> Requests:
1) In the comment thread on text contrast, write out the part that opens with the words containing "The syntax highlighting" and closes with "comfortable viewing levels.".
2) In the comment thread on text contrast, why is the "black" on most displays already "soft"?
Start Text shown
Thanks for making the correct UX on the numerical inputs!

Credit goes to this awesome project!


> Black text on a white background can be harsh on the eyes. Opting for a softer shade of black for body text makes the page more comfortable to read.

No, it doesn't. The low contrast text is definitely harder to read in direct comparison with black. This is the point where I suspected that the page might be a parody of modern web design. Unfortunately it seems to be serious.

The syntax highlighting is similarly awful and the grey background makes it even worse.

Yeah I found this assertion pretty troubling too. The "black" on most displays is already "soft" since even black pixels are leaking light. I've never read a page in a book and thought "you know, this ink is too black, it's straining my eyes".

I've never thought the ink in a book was too black, but once in a while, I do think the paper is too white. Usually actual paper is a lot more friendly than #FFFFFF, though.

You should be able to turn down the brightness of a display to comfortable viewing levels.
End Text shown
Start Information shown
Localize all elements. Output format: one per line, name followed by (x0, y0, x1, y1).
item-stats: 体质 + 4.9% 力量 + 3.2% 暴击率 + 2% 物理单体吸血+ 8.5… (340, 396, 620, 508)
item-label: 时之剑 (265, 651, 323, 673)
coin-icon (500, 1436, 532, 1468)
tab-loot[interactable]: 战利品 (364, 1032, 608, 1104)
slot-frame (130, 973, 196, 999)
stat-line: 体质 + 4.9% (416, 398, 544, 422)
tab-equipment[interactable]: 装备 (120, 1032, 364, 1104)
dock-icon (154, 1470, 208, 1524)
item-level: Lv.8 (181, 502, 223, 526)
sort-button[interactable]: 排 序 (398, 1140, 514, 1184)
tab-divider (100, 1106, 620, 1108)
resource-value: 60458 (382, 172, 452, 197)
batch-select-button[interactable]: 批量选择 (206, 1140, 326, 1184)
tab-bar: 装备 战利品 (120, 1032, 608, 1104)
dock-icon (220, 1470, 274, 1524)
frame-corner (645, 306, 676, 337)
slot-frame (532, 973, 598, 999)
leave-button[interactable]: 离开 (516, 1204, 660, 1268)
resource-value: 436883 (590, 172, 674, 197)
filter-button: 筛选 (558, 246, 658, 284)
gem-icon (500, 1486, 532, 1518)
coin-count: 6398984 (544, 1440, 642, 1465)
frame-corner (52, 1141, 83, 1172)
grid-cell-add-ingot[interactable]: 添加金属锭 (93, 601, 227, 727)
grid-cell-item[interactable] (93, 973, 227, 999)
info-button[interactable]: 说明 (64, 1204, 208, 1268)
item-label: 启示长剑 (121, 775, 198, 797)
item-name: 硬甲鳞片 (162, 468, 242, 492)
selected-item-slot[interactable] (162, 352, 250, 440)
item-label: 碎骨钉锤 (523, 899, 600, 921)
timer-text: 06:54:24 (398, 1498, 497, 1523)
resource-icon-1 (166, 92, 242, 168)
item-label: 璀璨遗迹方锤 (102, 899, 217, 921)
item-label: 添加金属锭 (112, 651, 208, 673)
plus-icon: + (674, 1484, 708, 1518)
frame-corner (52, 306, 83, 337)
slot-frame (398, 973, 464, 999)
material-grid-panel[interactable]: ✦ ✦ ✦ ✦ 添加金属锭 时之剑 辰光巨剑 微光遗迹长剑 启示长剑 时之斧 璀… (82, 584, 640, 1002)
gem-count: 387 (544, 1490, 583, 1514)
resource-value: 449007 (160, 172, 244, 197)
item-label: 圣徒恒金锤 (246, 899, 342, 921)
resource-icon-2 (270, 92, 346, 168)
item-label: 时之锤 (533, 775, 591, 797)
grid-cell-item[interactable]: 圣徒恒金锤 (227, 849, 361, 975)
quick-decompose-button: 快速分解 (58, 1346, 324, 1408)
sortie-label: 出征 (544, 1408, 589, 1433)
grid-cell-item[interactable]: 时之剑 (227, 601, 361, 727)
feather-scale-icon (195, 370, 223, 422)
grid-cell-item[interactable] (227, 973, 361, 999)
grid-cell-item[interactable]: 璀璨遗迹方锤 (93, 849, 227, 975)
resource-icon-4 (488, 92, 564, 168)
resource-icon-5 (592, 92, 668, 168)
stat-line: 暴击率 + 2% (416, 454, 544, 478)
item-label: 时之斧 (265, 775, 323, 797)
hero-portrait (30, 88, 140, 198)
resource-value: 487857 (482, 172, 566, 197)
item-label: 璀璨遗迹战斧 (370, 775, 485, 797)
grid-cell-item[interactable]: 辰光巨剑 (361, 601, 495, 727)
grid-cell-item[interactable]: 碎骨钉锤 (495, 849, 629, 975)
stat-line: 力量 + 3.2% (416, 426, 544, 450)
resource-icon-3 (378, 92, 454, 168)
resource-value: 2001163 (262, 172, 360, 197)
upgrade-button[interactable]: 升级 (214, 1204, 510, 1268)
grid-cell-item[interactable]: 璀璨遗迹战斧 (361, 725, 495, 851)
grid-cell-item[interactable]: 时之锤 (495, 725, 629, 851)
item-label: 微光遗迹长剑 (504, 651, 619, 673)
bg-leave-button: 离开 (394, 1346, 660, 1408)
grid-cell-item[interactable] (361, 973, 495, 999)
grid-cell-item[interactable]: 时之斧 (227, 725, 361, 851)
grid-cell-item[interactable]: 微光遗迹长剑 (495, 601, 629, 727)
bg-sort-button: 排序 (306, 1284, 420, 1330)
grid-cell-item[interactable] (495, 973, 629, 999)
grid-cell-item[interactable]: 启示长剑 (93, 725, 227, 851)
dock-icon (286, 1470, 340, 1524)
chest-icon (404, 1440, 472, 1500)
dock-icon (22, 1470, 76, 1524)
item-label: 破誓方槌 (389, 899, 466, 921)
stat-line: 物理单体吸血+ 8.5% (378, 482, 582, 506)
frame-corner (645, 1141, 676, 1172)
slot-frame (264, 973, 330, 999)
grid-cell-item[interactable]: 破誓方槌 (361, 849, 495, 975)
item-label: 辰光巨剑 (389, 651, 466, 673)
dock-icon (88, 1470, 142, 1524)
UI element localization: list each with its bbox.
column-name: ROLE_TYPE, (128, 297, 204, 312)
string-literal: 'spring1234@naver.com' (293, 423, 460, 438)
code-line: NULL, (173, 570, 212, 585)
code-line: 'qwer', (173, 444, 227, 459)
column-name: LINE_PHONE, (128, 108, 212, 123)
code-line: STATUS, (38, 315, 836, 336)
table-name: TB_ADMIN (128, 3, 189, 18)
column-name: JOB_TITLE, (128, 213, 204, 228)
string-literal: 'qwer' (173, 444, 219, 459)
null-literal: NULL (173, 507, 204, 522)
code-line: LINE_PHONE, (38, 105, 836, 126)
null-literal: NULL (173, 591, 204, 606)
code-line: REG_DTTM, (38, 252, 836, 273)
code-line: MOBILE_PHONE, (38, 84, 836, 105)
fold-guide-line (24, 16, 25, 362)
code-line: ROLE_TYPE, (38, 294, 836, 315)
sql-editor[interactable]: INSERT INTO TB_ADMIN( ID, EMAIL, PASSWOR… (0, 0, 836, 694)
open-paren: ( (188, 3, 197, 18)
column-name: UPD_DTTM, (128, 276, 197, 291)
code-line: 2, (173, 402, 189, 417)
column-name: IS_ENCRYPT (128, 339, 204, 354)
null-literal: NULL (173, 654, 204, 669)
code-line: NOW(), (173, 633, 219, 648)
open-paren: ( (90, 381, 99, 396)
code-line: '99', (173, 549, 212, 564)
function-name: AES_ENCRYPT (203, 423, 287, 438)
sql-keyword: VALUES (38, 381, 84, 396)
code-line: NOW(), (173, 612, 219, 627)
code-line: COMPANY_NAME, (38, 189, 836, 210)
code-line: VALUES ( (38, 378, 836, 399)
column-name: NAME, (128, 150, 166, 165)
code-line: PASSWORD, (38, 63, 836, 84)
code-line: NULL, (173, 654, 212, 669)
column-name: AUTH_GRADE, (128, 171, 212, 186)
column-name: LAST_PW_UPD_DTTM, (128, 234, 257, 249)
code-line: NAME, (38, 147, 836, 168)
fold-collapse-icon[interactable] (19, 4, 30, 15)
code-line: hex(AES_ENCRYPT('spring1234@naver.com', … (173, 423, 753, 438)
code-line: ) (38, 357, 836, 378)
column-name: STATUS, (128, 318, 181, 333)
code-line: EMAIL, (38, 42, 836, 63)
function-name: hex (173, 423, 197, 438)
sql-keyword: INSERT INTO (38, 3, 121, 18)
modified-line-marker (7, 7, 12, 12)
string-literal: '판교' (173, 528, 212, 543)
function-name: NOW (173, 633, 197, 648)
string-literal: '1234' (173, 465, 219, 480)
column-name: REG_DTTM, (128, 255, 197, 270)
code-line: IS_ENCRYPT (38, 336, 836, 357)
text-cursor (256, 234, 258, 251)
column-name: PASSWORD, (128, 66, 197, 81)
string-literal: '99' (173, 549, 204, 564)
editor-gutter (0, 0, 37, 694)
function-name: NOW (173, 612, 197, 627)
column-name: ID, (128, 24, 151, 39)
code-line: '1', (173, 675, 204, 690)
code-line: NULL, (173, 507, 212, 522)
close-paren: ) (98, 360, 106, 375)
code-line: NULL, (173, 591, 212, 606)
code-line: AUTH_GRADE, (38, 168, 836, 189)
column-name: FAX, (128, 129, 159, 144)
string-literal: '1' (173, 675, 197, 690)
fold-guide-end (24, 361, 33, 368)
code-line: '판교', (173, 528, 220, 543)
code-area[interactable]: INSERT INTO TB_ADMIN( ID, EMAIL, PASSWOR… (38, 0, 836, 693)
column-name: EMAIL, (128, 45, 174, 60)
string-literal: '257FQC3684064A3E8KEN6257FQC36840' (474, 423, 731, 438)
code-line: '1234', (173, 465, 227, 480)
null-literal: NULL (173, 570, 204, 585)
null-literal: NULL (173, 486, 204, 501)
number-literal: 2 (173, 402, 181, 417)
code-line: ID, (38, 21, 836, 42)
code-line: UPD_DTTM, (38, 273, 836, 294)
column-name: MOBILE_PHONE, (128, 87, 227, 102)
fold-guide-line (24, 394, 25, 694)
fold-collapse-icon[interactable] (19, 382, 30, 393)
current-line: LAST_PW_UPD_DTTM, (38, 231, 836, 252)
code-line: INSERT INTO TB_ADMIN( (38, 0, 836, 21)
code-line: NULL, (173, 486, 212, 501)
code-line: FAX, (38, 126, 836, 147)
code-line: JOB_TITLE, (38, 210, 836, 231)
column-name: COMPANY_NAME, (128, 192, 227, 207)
End Information shown
> Task-by-task results:
1)
The syntax highlighting is similarly awful and the grey background makes it even worse.

Yeah I found this assertion pretty troubling too. The "black" on most displays is already "soft" since even black pixels are leaking light. I've never read a page in a book and thought "you know, this ink is too black, it's straining my eyes".

I've never thought the ink in a book was too black, but once in a while, I do think the paper is too white. Usually actual paper is a lot more friendly than #FFFFFF, though.

You should be able to turn down the brightness of a display to comfortable viewing levels.

2) Even black pixels leak light.